>>>

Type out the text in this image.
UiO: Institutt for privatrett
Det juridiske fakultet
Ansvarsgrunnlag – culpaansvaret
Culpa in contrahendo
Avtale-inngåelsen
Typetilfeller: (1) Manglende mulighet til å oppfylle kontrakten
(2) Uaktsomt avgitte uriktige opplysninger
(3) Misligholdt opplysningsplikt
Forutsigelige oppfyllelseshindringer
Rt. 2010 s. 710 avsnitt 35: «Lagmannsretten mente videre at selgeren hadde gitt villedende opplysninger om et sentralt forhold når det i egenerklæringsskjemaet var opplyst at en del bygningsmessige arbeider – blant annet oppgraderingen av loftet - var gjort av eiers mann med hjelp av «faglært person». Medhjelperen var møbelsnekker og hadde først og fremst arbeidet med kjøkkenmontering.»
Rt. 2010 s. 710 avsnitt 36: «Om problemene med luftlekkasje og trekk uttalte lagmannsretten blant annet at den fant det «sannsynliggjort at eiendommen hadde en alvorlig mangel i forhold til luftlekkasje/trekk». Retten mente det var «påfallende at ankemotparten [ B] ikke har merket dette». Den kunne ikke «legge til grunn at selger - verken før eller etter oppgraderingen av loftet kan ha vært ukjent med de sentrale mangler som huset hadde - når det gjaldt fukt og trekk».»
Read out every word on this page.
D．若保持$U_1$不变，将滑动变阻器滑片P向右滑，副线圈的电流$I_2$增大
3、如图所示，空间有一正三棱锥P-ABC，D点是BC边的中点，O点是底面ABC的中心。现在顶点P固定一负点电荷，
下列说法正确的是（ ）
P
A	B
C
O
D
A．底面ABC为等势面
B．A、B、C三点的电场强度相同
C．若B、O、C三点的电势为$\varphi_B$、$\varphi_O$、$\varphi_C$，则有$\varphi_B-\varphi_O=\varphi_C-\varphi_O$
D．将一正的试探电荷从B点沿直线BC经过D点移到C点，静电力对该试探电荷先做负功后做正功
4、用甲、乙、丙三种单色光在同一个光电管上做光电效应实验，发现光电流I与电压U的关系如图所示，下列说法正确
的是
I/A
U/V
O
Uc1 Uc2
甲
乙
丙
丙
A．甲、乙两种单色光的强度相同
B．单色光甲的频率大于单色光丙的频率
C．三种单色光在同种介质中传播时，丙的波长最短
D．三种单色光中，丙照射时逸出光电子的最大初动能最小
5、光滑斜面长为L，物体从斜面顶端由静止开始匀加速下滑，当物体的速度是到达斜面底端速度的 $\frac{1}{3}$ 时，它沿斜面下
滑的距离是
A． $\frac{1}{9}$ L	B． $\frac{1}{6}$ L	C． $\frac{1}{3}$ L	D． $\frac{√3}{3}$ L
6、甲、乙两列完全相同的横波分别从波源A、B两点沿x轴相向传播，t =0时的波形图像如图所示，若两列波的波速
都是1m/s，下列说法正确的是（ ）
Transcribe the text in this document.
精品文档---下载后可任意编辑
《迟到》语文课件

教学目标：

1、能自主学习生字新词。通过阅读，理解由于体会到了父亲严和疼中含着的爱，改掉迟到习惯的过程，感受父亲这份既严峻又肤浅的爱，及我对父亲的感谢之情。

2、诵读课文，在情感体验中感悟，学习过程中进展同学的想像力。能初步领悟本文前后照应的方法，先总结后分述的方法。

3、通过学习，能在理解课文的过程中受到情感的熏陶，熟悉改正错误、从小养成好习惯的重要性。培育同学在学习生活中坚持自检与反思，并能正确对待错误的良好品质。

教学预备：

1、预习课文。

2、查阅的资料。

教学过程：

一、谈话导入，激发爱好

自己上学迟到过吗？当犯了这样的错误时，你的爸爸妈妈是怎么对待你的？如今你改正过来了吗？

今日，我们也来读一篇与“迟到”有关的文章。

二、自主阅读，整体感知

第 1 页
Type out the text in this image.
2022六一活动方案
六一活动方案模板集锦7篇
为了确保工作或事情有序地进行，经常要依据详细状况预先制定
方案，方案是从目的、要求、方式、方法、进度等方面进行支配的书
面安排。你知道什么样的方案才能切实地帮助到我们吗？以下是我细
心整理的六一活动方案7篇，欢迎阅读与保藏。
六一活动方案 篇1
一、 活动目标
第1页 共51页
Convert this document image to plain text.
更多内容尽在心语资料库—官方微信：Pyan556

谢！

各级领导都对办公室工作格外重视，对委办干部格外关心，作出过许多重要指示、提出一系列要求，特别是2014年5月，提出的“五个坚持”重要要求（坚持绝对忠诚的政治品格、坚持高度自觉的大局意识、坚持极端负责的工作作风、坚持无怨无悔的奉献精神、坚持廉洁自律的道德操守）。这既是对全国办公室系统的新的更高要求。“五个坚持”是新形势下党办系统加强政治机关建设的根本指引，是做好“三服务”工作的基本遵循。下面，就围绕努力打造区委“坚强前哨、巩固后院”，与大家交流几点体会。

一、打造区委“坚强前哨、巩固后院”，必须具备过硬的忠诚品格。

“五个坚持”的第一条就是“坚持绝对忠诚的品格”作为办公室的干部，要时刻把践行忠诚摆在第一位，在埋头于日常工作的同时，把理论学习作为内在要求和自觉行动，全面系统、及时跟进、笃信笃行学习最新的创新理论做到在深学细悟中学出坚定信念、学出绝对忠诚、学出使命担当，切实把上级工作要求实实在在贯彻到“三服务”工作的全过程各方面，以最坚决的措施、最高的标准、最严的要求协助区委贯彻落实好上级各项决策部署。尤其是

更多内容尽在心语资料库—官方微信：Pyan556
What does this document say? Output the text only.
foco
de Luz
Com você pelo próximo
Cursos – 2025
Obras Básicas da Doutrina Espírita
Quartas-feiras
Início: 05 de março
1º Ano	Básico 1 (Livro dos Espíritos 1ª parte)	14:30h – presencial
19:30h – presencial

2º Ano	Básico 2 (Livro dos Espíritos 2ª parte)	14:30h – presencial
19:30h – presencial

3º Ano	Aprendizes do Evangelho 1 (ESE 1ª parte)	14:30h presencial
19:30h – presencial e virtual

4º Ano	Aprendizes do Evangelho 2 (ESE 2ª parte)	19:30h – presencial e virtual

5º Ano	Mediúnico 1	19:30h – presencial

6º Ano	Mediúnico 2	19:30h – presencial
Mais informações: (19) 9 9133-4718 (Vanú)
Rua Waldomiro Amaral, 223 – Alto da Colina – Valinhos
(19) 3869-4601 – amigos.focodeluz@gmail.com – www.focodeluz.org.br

<<<

Go through the records line by line and count those containing the string "frac". Give only the total.

2